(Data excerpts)
== == ==

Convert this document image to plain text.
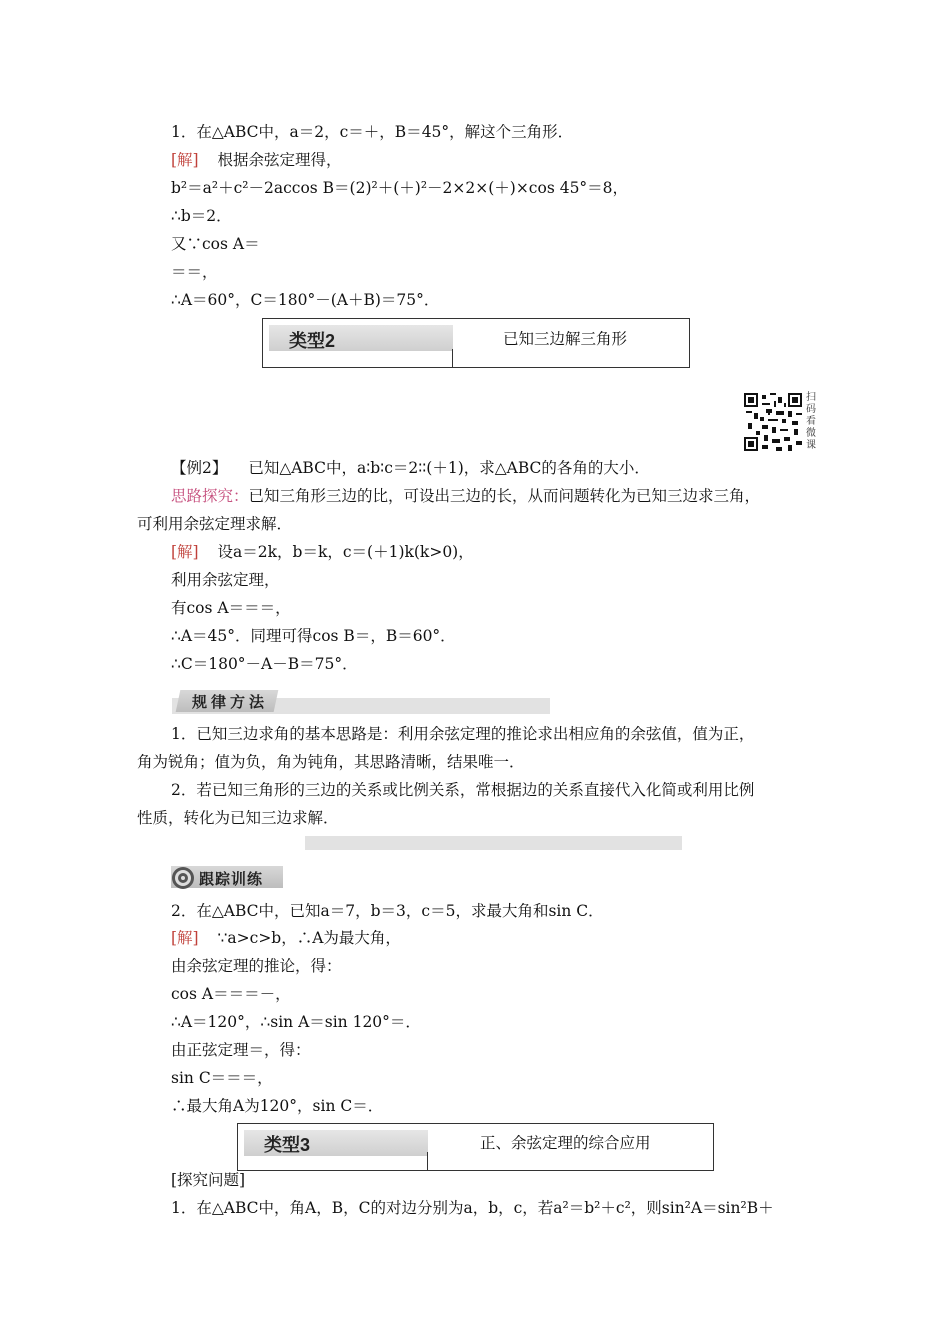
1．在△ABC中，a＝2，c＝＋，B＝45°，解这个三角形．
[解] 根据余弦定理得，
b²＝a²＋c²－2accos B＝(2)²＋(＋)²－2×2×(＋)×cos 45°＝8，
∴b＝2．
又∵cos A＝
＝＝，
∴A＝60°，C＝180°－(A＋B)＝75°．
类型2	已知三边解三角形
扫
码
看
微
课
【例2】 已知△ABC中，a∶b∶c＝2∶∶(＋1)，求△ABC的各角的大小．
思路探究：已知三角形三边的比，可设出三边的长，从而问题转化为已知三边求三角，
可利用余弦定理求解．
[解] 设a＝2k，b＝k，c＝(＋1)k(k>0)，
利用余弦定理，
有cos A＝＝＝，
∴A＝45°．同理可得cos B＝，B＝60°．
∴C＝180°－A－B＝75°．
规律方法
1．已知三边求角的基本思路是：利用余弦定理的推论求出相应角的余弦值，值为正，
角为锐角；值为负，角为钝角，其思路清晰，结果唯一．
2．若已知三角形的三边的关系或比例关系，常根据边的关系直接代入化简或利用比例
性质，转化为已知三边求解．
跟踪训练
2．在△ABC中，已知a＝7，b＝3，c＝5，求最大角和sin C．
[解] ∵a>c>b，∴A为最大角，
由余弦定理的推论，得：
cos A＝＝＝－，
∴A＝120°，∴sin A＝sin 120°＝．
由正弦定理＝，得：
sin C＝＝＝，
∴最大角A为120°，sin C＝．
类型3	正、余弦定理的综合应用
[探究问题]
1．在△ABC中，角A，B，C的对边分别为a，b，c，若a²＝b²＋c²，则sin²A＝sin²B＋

== == ==

▶ **DESCRIPTION OF THE TASK**
Print each record exactly as it stands, leaving the images out.

▶ **WORKED SOLUTION**
Convert this document image to plain text.
1．在△ABC中，a＝2，c＝＋，B＝45°，解这个三角形．
[解] 根据余弦定理得，
b²＝a²＋c²－2accos B＝(2)²＋(＋)²－2×2×(＋)×cos 45°＝8，
∴b＝2．
又∵cos A＝
＝＝，
∴A＝60°，C＝180°－(A＋B)＝75°．
类型2	已知三边解三角形
扫
码
看
微
课
【例2】 已知△ABC中，a∶b∶c＝2∶∶(＋1)，求△ABC的各角的大小．
思路探究：已知三角形三边的比，可设出三边的长，从而问题转化为已知三边求三角，
可利用余弦定理求解．
[解] 设a＝2k，b＝k，c＝(＋1)k(k>0)，
利用余弦定理，
有cos A＝＝＝，
∴A＝45°．同理可得cos B＝，B＝60°．
∴C＝180°－A－B＝75°．
规律方法
1．已知三边求角的基本思路是：利用余弦定理的推论求出相应角的余弦值，值为正，
角为锐角；值为负，角为钝角，其思路清晰，结果唯一．
2．若已知三角形的三边的关系或比例关系，常根据边的关系直接代入化简或利用比例
性质，转化为已知三边求解．
跟踪训练
2．在△ABC中，已知a＝7，b＝3，c＝5，求最大角和sin C．
[解] ∵a>c>b，∴A为最大角，
由余弦定理的推论，得：
cos A＝＝＝－，
∴A＝120°，∴sin A＝sin 120°＝．
由正弦定理＝，得：
sin C＝＝＝，
∴最大角A为120°，sin C＝．
类型3	正、余弦定理的综合应用
[探究问题]
1．在△ABC中，角A，B，C的对边分别为a，b，c，若a²＝b²＋c²，则sin²A＝sin²B＋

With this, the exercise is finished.